» **Aim of the exercise**
Reproduce all entries precisely as they are written.

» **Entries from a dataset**
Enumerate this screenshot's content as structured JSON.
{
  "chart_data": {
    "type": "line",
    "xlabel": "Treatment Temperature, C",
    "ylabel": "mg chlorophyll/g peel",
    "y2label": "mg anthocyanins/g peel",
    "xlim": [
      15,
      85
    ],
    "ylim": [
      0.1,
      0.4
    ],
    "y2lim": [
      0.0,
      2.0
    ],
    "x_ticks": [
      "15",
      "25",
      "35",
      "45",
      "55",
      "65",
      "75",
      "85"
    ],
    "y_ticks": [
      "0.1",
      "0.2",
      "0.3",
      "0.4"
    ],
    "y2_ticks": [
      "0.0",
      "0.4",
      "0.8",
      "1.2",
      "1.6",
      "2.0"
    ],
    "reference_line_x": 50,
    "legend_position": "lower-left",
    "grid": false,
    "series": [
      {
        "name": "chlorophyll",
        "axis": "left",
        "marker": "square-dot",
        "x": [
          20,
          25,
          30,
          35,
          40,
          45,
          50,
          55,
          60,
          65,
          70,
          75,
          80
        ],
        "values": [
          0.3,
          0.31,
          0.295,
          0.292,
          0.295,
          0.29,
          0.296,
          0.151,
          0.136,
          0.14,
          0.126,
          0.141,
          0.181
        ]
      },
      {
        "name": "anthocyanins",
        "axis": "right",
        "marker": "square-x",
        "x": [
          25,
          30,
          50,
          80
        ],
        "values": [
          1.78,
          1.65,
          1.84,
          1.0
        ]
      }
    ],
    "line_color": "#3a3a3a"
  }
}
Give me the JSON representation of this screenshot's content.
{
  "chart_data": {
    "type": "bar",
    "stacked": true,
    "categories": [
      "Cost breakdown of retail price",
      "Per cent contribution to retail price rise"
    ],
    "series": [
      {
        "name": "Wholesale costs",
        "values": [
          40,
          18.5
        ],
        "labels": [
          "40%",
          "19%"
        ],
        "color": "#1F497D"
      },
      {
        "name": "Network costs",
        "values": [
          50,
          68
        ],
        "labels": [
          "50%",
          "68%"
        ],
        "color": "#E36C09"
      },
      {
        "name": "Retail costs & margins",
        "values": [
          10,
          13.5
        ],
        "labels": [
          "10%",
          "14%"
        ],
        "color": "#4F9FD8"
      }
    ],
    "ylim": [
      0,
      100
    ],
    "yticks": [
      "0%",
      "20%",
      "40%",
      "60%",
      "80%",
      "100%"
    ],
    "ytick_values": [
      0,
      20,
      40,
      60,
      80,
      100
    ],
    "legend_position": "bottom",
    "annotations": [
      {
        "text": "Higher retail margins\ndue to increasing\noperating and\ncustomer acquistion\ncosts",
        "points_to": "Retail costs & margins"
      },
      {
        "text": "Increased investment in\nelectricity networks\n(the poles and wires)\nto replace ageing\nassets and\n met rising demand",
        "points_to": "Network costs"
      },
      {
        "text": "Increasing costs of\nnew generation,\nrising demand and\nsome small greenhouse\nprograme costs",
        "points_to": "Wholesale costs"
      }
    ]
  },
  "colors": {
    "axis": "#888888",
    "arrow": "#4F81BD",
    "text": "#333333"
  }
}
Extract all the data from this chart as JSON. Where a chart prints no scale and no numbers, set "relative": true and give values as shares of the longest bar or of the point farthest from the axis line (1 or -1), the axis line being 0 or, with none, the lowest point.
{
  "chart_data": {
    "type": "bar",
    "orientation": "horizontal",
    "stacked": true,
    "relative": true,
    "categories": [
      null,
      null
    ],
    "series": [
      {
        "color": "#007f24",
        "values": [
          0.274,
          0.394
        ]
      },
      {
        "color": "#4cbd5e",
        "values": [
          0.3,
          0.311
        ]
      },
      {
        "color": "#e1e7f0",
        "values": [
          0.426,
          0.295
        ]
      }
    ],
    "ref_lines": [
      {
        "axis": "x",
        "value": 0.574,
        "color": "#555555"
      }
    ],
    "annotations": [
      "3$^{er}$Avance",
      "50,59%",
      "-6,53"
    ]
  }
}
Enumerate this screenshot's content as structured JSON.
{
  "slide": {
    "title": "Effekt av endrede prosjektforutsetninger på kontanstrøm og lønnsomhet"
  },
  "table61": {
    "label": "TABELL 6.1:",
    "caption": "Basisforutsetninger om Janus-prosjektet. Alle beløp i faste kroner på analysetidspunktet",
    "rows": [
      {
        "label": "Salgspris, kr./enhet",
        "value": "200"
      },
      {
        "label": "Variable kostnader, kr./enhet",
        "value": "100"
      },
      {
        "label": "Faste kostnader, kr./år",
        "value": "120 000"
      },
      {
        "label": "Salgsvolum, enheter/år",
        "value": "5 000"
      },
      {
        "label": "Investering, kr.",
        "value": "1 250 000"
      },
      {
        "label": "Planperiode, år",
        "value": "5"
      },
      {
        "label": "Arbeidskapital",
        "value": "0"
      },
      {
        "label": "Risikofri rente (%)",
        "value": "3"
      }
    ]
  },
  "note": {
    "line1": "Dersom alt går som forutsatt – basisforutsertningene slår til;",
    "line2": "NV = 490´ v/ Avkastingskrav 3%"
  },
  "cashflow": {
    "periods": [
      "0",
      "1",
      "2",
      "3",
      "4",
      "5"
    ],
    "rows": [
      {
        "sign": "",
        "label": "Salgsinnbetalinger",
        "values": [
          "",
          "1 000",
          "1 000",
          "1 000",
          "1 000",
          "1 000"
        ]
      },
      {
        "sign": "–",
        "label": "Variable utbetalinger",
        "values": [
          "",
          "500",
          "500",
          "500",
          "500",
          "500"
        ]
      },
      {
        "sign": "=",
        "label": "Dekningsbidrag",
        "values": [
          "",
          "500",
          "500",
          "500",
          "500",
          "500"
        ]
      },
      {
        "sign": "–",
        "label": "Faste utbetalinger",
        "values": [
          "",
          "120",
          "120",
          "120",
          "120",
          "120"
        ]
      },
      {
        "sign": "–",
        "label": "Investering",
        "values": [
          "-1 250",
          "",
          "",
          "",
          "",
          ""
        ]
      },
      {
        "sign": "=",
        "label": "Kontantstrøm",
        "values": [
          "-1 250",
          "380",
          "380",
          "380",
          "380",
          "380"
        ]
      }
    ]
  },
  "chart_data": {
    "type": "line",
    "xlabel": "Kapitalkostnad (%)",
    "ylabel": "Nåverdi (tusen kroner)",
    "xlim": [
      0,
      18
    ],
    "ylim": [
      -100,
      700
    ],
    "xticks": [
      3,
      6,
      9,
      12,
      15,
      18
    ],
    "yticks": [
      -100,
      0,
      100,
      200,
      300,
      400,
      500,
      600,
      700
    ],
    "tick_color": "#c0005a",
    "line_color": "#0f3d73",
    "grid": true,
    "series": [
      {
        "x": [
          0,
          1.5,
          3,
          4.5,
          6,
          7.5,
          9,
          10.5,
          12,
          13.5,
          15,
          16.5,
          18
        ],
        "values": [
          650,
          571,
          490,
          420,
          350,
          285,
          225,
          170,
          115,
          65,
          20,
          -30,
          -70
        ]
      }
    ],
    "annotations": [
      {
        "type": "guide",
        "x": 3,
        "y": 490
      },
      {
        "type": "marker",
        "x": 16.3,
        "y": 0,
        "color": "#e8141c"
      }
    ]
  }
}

» **Result of the exercise**
Enumerate this screenshot's content as structured JSON.
{
  "chart_data": {
    "type": "line",
    "xlabel": "Treatment Temperature, C",
    "ylabel": "mg chlorophyll/g peel",
    "y2label": "mg anthocyanins/g peel",
    "xlim": [
      15,
      85
    ],
    "ylim": [
      0.1,
      0.4
    ],
    "y2lim": [
      0.0,
      2.0
    ],
    "x_ticks": [
      "15",
      "25",
      "35",
      "45",
      "55",
      "65",
      "75",
      "85"
    ],
    "y_ticks": [
      "0.1",
      "0.2",
      "0.3",
      "0.4"
    ],
    "y2_ticks": [
      "0.0",
      "0.4",
      "0.8",
      "1.2",
      "1.6",
      "2.0"
    ],
    "reference_line_x": 50,
    "legend_position": "lower-left",
    "grid": false,
    "series": [
      {
        "name": "chlorophyll",
        "axis": "left",
        "marker": "square-dot",
        "x": [
          20,
          25,
          30,
          35,
          40,
          45,
          50,
          55,
          60,
          65,
          70,
          75,
          80
        ],
        "values": [
          0.3,
          0.31,
          0.295,
          0.292,
          0.295,
          0.29,
          0.296,
          0.151,
          0.136,
          0.14,
          0.126,
          0.141,
          0.181
        ]
      },
      {
        "name": "anthocyanins",
        "axis": "right",
        "marker": "square-x",
        "x": [
          25,
          30,
          50,
          80
        ],
        "values": [
          1.78,
          1.65,
          1.84,
          1.0
        ]
      }
    ],
    "line_color": "#3a3a3a"
  }
}
Give me the JSON representation of this screenshot's content.
{
  "chart_data": {
    "type": "bar",
    "stacked": true,
    "categories": [
      "Cost breakdown of retail price",
      "Per cent contribution to retail price rise"
    ],
    "series": [
      {
        "name": "Wholesale costs",
        "values": [
          40,
          18.5
        ],
        "labels": [
          "40%",
          "19%"
        ],
        "color": "#1F497D"
      },
      {
        "name": "Network costs",
        "values": [
          50,
          68
        ],
        "labels": [
          "50%",
          "68%"
        ],
        "color": "#E36C09"
      },
      {
        "name": "Retail costs & margins",
        "values": [
          10,
          13.5
        ],
        "labels": [
          "10%",
          "14%"
        ],
        "color": "#4F9FD8"
      }
    ],
    "ylim": [
      0,
      100
    ],
    "yticks": [
      "0%",
      "20%",
      "40%",
      "60%",
      "80%",
      "100%"
    ],
    "ytick_values": [
      0,
      20,
      40,
      60,
      80,
      100
    ],
    "legend_position": "bottom",
    "annotations": [
      {
        "text": "Higher retail margins\ndue to increasing\noperating and\ncustomer acquistion\ncosts",
        "points_to": "Retail costs & margins"
      },
      {
        "text": "Increased investment in\nelectricity networks\n(the poles and wires)\nto replace ageing\nassets and\n met rising demand",
        "points_to": "Network costs"
      },
      {
        "text": "Increasing costs of\nnew generation,\nrising demand and\nsome small greenhouse\nprograme costs",
        "points_to": "Wholesale costs"
      }
    ]
  },
  "colors": {
    "axis": "#888888",
    "arrow": "#4F81BD",
    "text": "#333333"
  }
}
Extract all the data from this chart as JSON. Where a chart prints no scale and no numbers, set "relative": true and give values as shares of the longest bar or of the point farthest from the axis line (1 or -1), the axis line being 0 or, with none, the lowest point.
{
  "chart_data": {
    "type": "bar",
    "orientation": "horizontal",
    "stacked": true,
    "relative": true,
    "categories": [
      null,
      null
    ],
    "series": [
      {
        "color": "#007f24",
        "values": [
          0.274,
          0.394
        ]
      },
      {
        "color": "#4cbd5e",
        "values": [
          0.3,
          0.311
        ]
      },
      {
        "color": "#e1e7f0",
        "values": [
          0.426,
          0.295
        ]
      }
    ],
    "ref_lines": [
      {
        "axis": "x",
        "value": 0.574,
        "color": "#555555"
      }
    ],
    "annotations": [
      "3$^{er}$Avance",
      "50,59%",
      "-6,53"
    ]
  }
}
Enumerate this screenshot's content as structured JSON.
{
  "slide": {
    "title": "Effekt av endrede prosjektforutsetninger på kontanstrøm og lønnsomhet"
  },
  "table61": {
    "label": "TABELL 6.1:",
    "caption": "Basisforutsetninger om Janus-prosjektet. Alle beløp i faste kroner på analysetidspunktet",
    "rows": [
      {
        "label": "Salgspris, kr./enhet",
        "value": "200"
      },
      {
        "label": "Variable kostnader, kr./enhet",
        "value": "100"
      },
      {
        "label": "Faste kostnader, kr./år",
        "value": "120 000"
      },
      {
        "label": "Salgsvolum, enheter/år",
        "value": "5 000"
      },
      {
        "label": "Investering, kr.",
        "value": "1 250 000"
      },
      {
        "label": "Planperiode, år",
        "value": "5"
      },
      {
        "label": "Arbeidskapital",
        "value": "0"
      },
      {
        "label": "Risikofri rente (%)",
        "value": "3"
      }
    ]
  },
  "note": {
    "line1": "Dersom alt går som forutsatt – basisforutsertningene slår til;",
    "line2": "NV = 490´ v/ Avkastingskrav 3%"
  },
  "cashflow": {
    "periods": [
      "0",
      "1",
      "2",
      "3",
      "4",
      "5"
    ],
    "rows": [
      {
        "sign": "",
        "label": "Salgsinnbetalinger",
        "values": [
          "",
          "1 000",
          "1 000",
          "1 000",
          "1 000",
          "1 000"
        ]
      },
      {
        "sign": "–",
        "label": "Variable utbetalinger",
        "values": [
          "",
          "500",
          "500",
          "500",
          "500",
          "500"
        ]
      },
      {
        "sign": "=",
        "label": "Dekningsbidrag",
        "values": [
          "",
          "500",
          "500",
          "500",
          "500",
          "500"
        ]
      },
      {
        "sign": "–",
        "label": "Faste utbetalinger",
        "values": [
          "",
          "120",
          "120",
          "120",
          "120",
          "120"
        ]
      },
      {
        "sign": "–",
        "label": "Investering",
        "values": [
          "-1 250",
          "",
          "",
          "",
          "",
          ""
        ]
      },
      {
        "sign": "=",
        "label": "Kontantstrøm",
        "values": [
          "-1 250",
          "380",
          "380",
          "380",
          "380",
          "380"
        ]
      }
    ]
  },
  "chart_data": {
    "type": "line",
    "xlabel": "Kapitalkostnad (%)",
    "ylabel": "Nåverdi (tusen kroner)",
    "xlim": [
      0,
      18
    ],
    "ylim": [
      -100,
      700
    ],
    "xticks": [
      3,
      6,
      9,
      12,
      15,
      18
    ],
    "yticks": [
      -100,
      0,
      100,
      200,
      300,
      400,
      500,
      600,
      700
    ],
    "tick_color": "#c0005a",
    "line_color": "#0f3d73",
    "grid": true,
    "series": [
      {
        "x": [
          0,
          1.5,
          3,
          4.5,
          6,
          7.5,
          9,
          10.5,
          12,
          13.5,
          15,
          16.5,
          18
        ],
        "values": [
          650,
          571,
          490,
          420,
          350,
          285,
          225,
          170,
          115,
          65,
          20,
          -30,
          -70
        ]
      }
    ],
    "annotations": [
      {
        "type": "guide",
        "x": 3,
        "y": 490
      },
      {
        "type": "marker",
        "x": 16.3,
        "y": 0,
        "color": "#e8141c"
      }
    ]
  }
}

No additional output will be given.